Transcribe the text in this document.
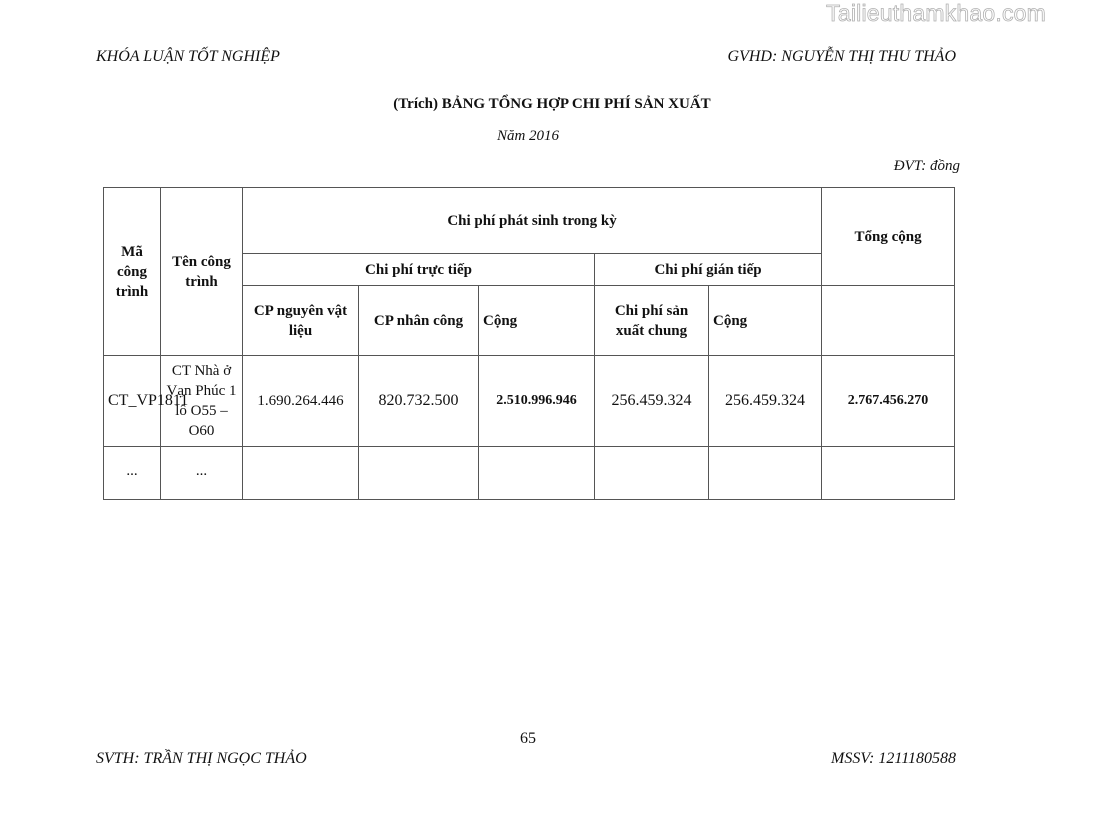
Tailieuthamkhao.com
KHÓA LUẬN TỐT NGHIỆP	GVHD: NGUYỄN THỊ THU THẢO
(Trích) BẢNG TỔNG HỢP CHI PHÍ SẢN XUẤT
Năm 2016
ĐVT: đồng
Mã công trình	Tên công trình	Chi phí phát sinh trong kỳ					Tổng cộng
		Chi phí trực tiếp			Chi phí gián tiếp		
		CP nguyên vật liệu	CP nhân công	Cộng	Chi phí sản xuất chung	Cộng	
CT_VP1811	CT Nhà ở Vạn Phúc 1 lô O55 – O60	1.690.264.446	820.732.500	2.510.996.946	256.459.324	256.459.324	2.767.456.270
...	...						
65
SVTH: TRẦN THỊ NGỌC THẢO	MSSV: 1211180588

========================================

Images do not belong in the copy; reproduce all other parts of the records above verbatim.

* Exercise result
Transcribe the text in this document.
Tailieuthamkhao.com
KHÓA LUẬN TỐT NGHIỆP	GVHD: NGUYỄN THỊ THU THẢO
(Trích) BẢNG TỔNG HỢP CHI PHÍ SẢN XUẤT
Năm 2016
ĐVT: đồng
Mã công trình	Tên công trình	Chi phí phát sinh trong kỳ					Tổng cộng
		Chi phí trực tiếp			Chi phí gián tiếp		
		CP nguyên vật liệu	CP nhân công	Cộng	Chi phí sản xuất chung	Cộng	
CT_VP1811	CT Nhà ở Vạn Phúc 1 lô O55 – O60	1.690.264.446	820.732.500	2.510.996.946	256.459.324	256.459.324	2.767.456.270
...	...						
65
SVTH: TRẦN THỊ NGỌC THẢO	MSSV: 1211180588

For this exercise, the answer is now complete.